DIRECTIONS FOR THIS TASK:
Report the count of lines holding "just" in the records, with no other words.

-- -- --

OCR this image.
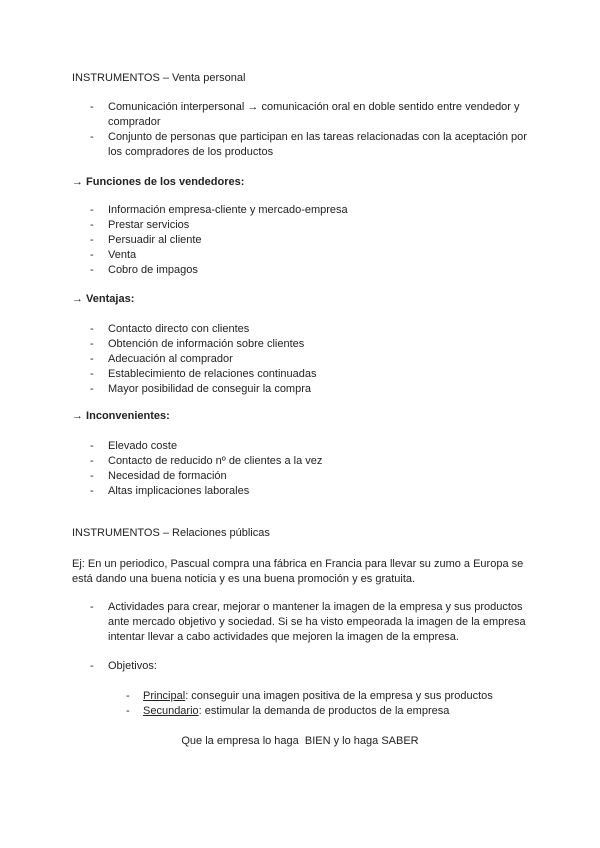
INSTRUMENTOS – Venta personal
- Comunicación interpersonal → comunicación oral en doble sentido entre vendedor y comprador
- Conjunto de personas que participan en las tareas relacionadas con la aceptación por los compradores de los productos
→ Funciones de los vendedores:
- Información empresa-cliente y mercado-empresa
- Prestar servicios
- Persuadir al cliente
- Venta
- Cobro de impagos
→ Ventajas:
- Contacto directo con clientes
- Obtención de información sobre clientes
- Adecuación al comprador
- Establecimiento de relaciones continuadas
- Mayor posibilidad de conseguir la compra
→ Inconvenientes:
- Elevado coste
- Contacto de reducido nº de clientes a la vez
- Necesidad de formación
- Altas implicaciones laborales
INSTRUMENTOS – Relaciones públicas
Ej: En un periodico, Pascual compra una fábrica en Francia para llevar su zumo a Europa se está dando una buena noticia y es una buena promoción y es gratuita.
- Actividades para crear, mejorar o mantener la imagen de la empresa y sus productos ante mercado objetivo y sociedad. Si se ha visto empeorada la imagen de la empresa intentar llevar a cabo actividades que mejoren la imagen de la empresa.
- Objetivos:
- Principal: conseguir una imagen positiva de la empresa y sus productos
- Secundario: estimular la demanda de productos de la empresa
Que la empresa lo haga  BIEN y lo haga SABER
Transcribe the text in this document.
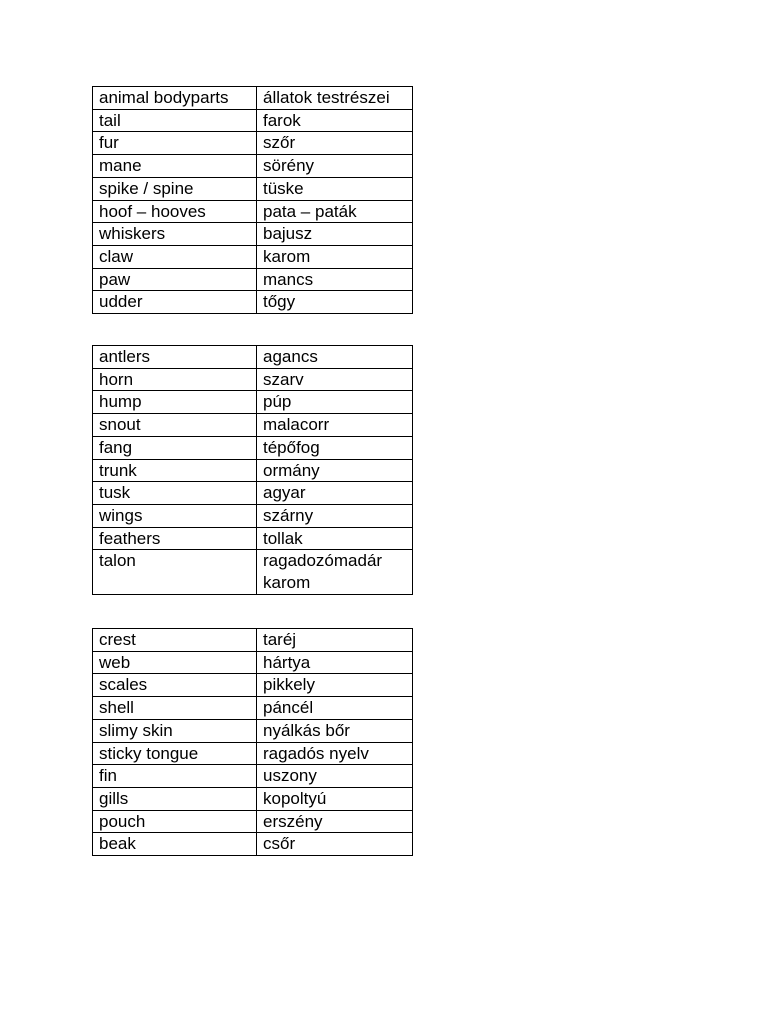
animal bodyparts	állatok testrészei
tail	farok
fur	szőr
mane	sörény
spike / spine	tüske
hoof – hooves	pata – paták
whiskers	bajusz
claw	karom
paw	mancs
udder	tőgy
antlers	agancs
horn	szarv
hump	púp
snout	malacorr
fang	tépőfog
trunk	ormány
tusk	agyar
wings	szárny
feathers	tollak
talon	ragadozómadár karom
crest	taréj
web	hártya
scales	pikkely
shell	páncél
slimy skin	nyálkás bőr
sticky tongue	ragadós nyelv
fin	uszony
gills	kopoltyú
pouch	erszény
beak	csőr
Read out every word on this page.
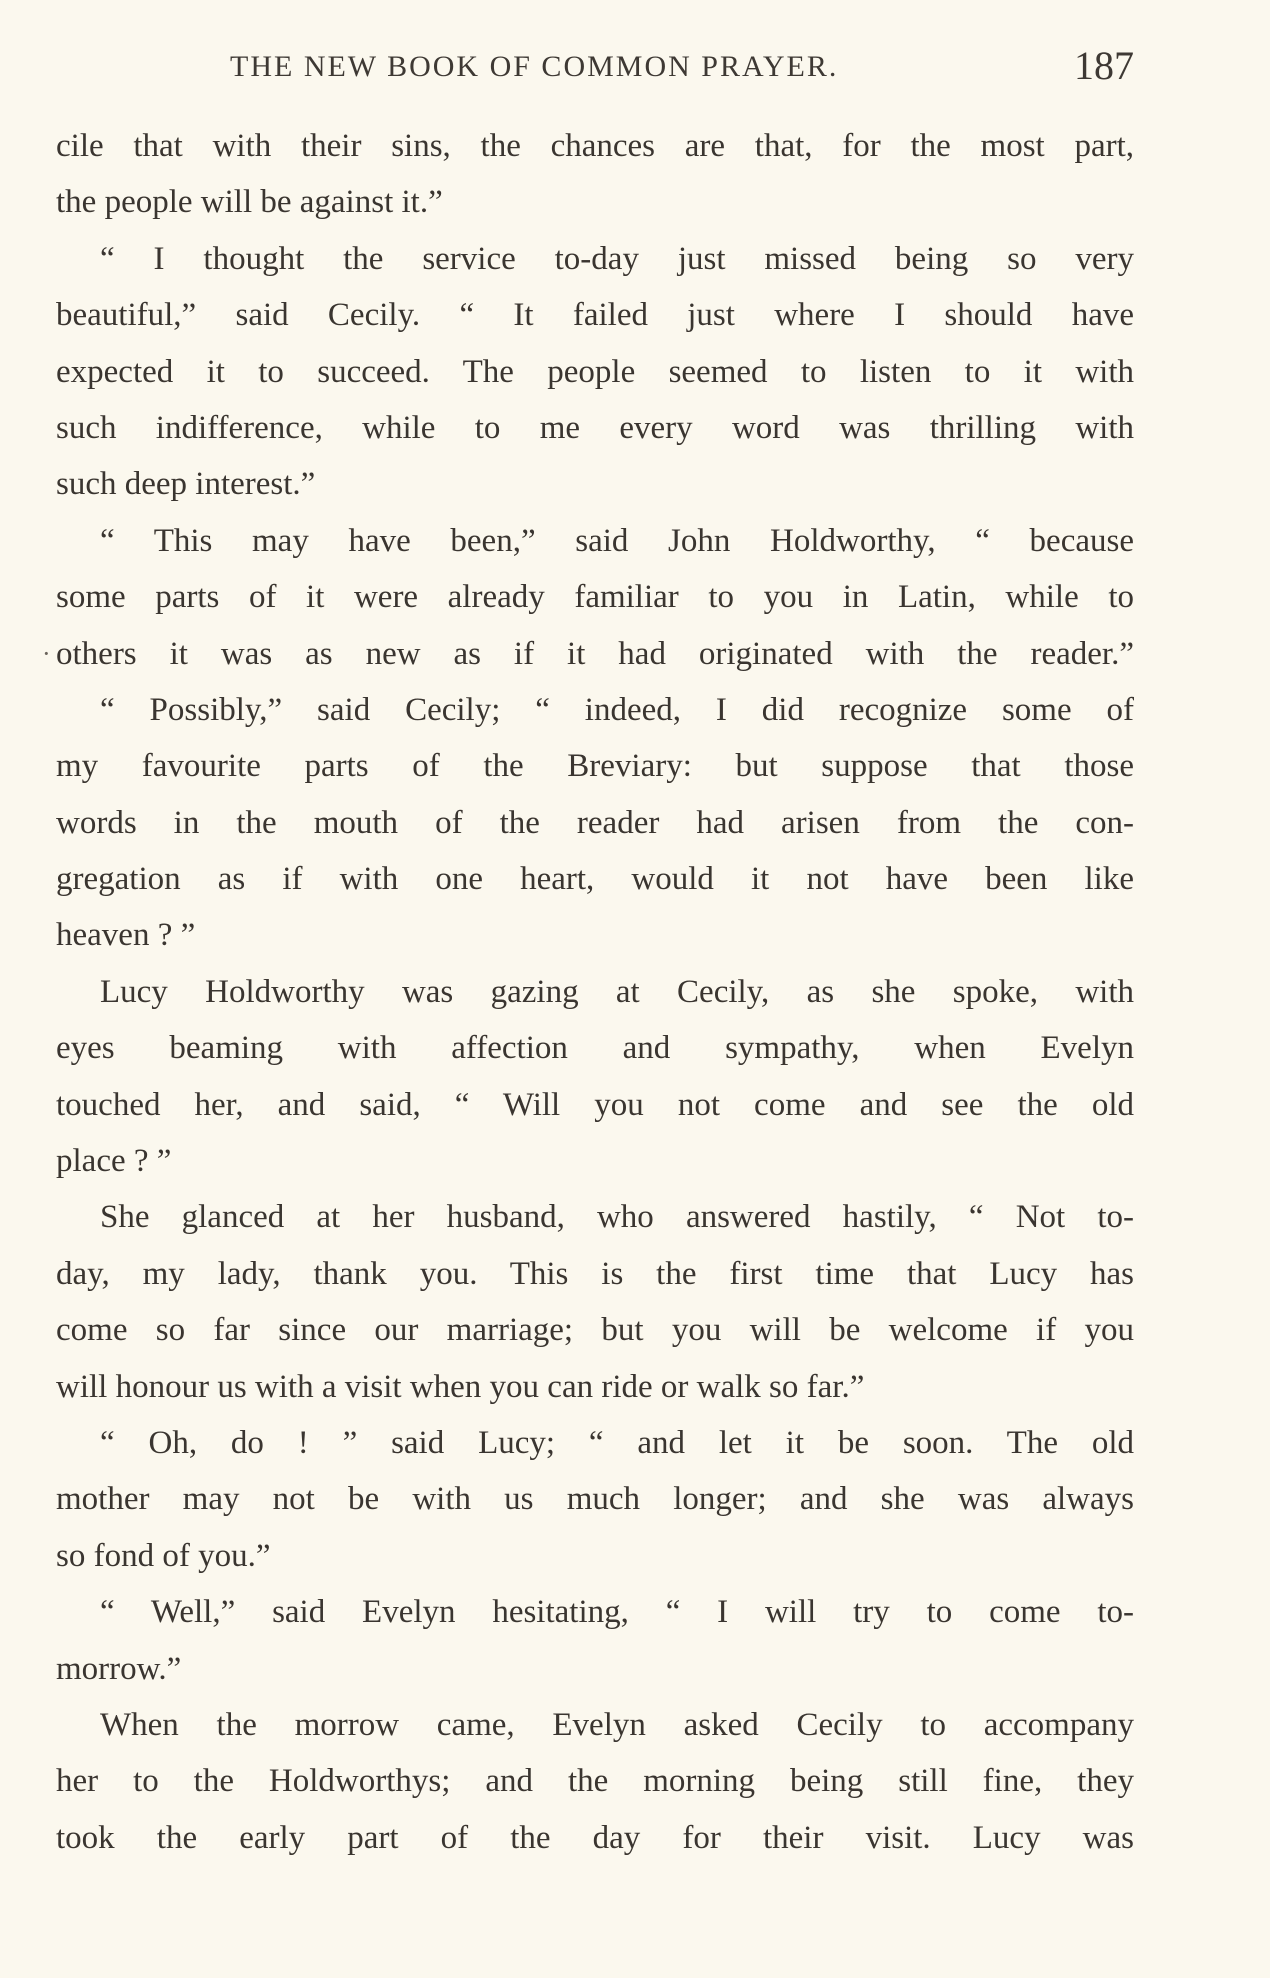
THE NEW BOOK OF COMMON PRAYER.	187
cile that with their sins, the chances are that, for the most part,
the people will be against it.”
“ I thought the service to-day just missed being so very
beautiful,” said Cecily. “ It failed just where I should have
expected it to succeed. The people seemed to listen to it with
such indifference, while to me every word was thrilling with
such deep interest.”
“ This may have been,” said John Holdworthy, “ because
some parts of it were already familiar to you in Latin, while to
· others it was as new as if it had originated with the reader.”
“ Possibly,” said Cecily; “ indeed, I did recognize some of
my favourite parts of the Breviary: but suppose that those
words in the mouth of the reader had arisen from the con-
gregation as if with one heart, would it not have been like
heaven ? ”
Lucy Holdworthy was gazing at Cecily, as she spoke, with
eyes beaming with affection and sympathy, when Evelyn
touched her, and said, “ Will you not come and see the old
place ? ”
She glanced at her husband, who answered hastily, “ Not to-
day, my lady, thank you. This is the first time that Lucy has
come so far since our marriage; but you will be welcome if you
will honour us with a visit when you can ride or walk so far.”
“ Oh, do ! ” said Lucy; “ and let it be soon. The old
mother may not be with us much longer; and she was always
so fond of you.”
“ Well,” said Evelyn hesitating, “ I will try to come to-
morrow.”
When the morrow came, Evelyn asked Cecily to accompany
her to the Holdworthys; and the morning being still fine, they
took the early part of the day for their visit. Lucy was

-- -- --

EXPECTED ANSWER:
2